DATA LISTING:
━━━━━━━━━━

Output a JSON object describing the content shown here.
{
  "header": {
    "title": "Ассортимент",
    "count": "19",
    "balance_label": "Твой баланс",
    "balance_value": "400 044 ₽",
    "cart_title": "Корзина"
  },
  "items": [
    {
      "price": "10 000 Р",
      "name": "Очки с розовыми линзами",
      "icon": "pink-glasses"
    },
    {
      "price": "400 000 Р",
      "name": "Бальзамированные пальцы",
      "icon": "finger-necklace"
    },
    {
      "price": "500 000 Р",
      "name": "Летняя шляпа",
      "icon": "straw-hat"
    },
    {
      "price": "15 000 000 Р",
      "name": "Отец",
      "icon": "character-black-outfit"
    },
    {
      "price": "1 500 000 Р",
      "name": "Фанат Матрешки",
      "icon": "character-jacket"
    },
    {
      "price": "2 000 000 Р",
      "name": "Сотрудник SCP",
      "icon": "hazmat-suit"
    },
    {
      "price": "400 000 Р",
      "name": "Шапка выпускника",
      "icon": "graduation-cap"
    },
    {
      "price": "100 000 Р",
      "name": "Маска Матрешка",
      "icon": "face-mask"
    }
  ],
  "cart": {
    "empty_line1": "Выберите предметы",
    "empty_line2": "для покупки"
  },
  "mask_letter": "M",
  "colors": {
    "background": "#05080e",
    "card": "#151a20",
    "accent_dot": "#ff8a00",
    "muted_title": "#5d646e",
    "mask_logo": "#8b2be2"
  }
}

━━━━━━━━━━

PROBLEM TO WORK ON:
Using the listing above, reproduce each line without omission.

THE SOLUTION:
Output a JSON object describing the content shown here.
{
  "header": {
    "title": "Ассортимент",
    "count": "19",
    "balance_label": "Твой баланс",
    "balance_value": "400 044 ₽",
    "cart_title": "Корзина"
  },
  "items": [
    {
      "price": "10 000 Р",
      "name": "Очки с розовыми линзами",
      "icon": "pink-glasses"
    },
    {
      "price": "400 000 Р",
      "name": "Бальзамированные пальцы",
      "icon": "finger-necklace"
    },
    {
      "price": "500 000 Р",
      "name": "Летняя шляпа",
      "icon": "straw-hat"
    },
    {
      "price": "15 000 000 Р",
      "name": "Отец",
      "icon": "character-black-outfit"
    },
    {
      "price": "1 500 000 Р",
      "name": "Фанат Матрешки",
      "icon": "character-jacket"
    },
    {
      "price": "2 000 000 Р",
      "name": "Сотрудник SCP",
      "icon": "hazmat-suit"
    },
    {
      "price": "400 000 Р",
      "name": "Шапка выпускника",
      "icon": "graduation-cap"
    },
    {
      "price": "100 000 Р",
      "name": "Маска Матрешка",
      "icon": "face-mask"
    }
  ],
  "cart": {
    "empty_line1": "Выберите предметы",
    "empty_line2": "для покупки"
  },
  "mask_letter": "M",
  "colors": {
    "background": "#05080e",
    "card": "#151a20",
    "accent_dot": "#ff8a00",
    "muted_title": "#5d646e",
    "mask_logo": "#8b2be2"
  }
}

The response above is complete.